■ **Goal**:
Skip the pictures. Copy all the rest of the records down exactly.

■ **Records provided**:
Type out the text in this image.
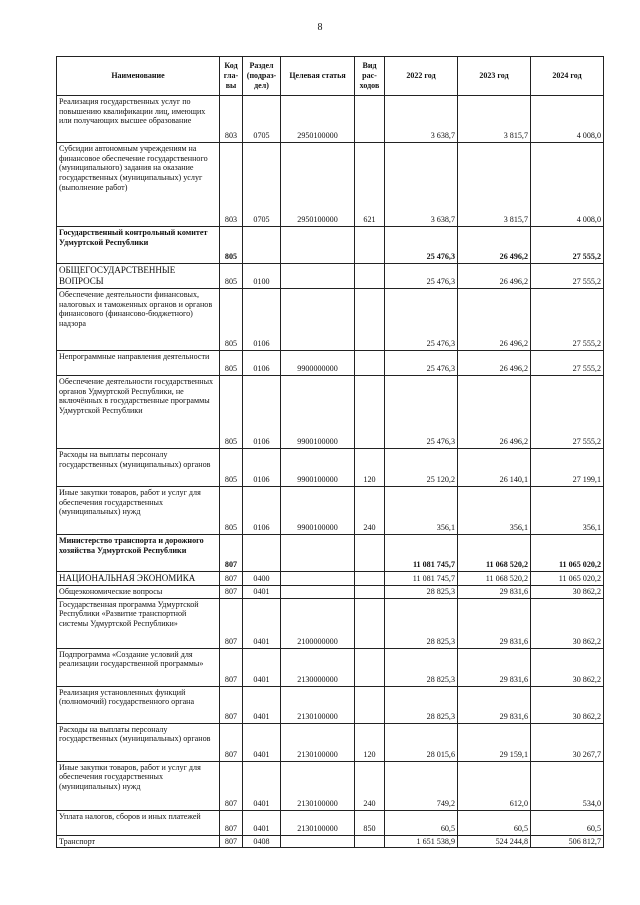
8
Наименование	Код гла-вы	Раздел (подраз-дел)	Целевая статья	Вид рас-ходов	2022 год	2023 год	2024 год
Реализация государственных услуг по повышению квалификации лиц, имеющих или получающих высшее образование	803	0705	2950100000		3 638,7	3 815,7	4 008,0
Субсидии автономным учреждениям на финансовое обеспечение государственного (муниципального) задания на оказание государственных (муниципальных) услуг (выполнение работ)	803	0705	2950100000	621	3 638,7	3 815,7	4 008,0
Государственный контрольный комитет Удмуртской Республики	805				25 476,3	26 496,2	27 555,2
ОБЩЕГОСУДАРСТВЕННЫЕ ВОПРОСЫ	805	0100			25 476,3	26 496,2	27 555,2
Обеспечение деятельности финансовых, налоговых и таможенных органов и органов финансового (финансово-бюджетного) надзора	805	0106			25 476,3	26 496,2	27 555,2
Непрограммные направления деятельности	805	0106	9900000000		25 476,3	26 496,2	27 555,2
Обеспечение деятельности государственных органов Удмуртской Республики, не включённых в государственные программы Удмуртской Республики	805	0106	9900100000		25 476,3	26 496,2	27 555,2
Расходы на выплаты персоналу государственных (муниципальных) органов	805	0106	9900100000	120	25 120,2	26 140,1	27 199,1
Иные закупки товаров, работ и услуг для обеспечения государственных (муниципальных) нужд	805	0106	9900100000	240	356,1	356,1	356,1
Министерство транспорта и дорожного хозяйства Удмуртской Республики	807				11 081 745,7	11 068 520,2	11 065 020,2
НАЦИОНАЛЬНАЯ ЭКОНОМИКА	807	0400			11 081 745,7	11 068 520,2	11 065 020,2
Общеэкономические вопросы	807	0401			28 825,3	29 831,6	30 862,2
Государственная программа Удмуртской Республики «Развитие транспортной системы Удмуртской Республики»	807	0401	2100000000		28 825,3	29 831,6	30 862,2
Подпрограмма «Создание условий для реализации государственной программы»	807	0401	2130000000		28 825,3	29 831,6	30 862,2
Реализация установленных функций (полномочий) государственного органа	807	0401	2130100000		28 825,3	29 831,6	30 862,2
Расходы на выплаты персоналу государственных (муниципальных) органов	807	0401	2130100000	120	28 015,6	29 159,1	30 267,7
Иные закупки товаров, работ и услуг для обеспечения государственных (муниципальных) нужд	807	0401	2130100000	240	749,2	612,0	534,0
Уплата налогов, сборов и иных платежей	807	0401	2130100000	850	60,5	60,5	60,5
Транспорт	807	0408			1 651 538,9	524 244,8	506 812,7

■ **Result**:
Type out the text in this image.
8
Наименование	Код гла-вы	Раздел (подраз-дел)	Целевая статья	Вид рас-ходов	2022 год	2023 год	2024 год
Реализация государственных услуг по повышению квалификации лиц, имеющих или получающих высшее образование	803	0705	2950100000		3 638,7	3 815,7	4 008,0
Субсидии автономным учреждениям на финансовое обеспечение государственного (муниципального) задания на оказание государственных (муниципальных) услуг (выполнение работ)	803	0705	2950100000	621	3 638,7	3 815,7	4 008,0
Государственный контрольный комитет Удмуртской Республики	805				25 476,3	26 496,2	27 555,2
ОБЩЕГОСУДАРСТВЕННЫЕ ВОПРОСЫ	805	0100			25 476,3	26 496,2	27 555,2
Обеспечение деятельности финансовых, налоговых и таможенных органов и органов финансового (финансово-бюджетного) надзора	805	0106			25 476,3	26 496,2	27 555,2
Непрограммные направления деятельности	805	0106	9900000000		25 476,3	26 496,2	27 555,2
Обеспечение деятельности государственных органов Удмуртской Республики, не включённых в государственные программы Удмуртской Республики	805	0106	9900100000		25 476,3	26 496,2	27 555,2
Расходы на выплаты персоналу государственных (муниципальных) органов	805	0106	9900100000	120	25 120,2	26 140,1	27 199,1
Иные закупки товаров, работ и услуг для обеспечения государственных (муниципальных) нужд	805	0106	9900100000	240	356,1	356,1	356,1
Министерство транспорта и дорожного хозяйства Удмуртской Республики	807				11 081 745,7	11 068 520,2	11 065 020,2
НАЦИОНАЛЬНАЯ ЭКОНОМИКА	807	0400			11 081 745,7	11 068 520,2	11 065 020,2
Общеэкономические вопросы	807	0401			28 825,3	29 831,6	30 862,2
Государственная программа Удмуртской Республики «Развитие транспортной системы Удмуртской Республики»	807	0401	2100000000		28 825,3	29 831,6	30 862,2
Подпрограмма «Создание условий для реализации государственной программы»	807	0401	2130000000		28 825,3	29 831,6	30 862,2
Реализация установленных функций (полномочий) государственного органа	807	0401	2130100000		28 825,3	29 831,6	30 862,2
Расходы на выплаты персоналу государственных (муниципальных) органов	807	0401	2130100000	120	28 015,6	29 159,1	30 267,7
Иные закупки товаров, работ и услуг для обеспечения государственных (муниципальных) нужд	807	0401	2130100000	240	749,2	612,0	534,0
Уплата налогов, сборов и иных платежей	807	0401	2130100000	850	60,5	60,5	60,5
Транспорт	807	0408			1 651 538,9	524 244,8	506 812,7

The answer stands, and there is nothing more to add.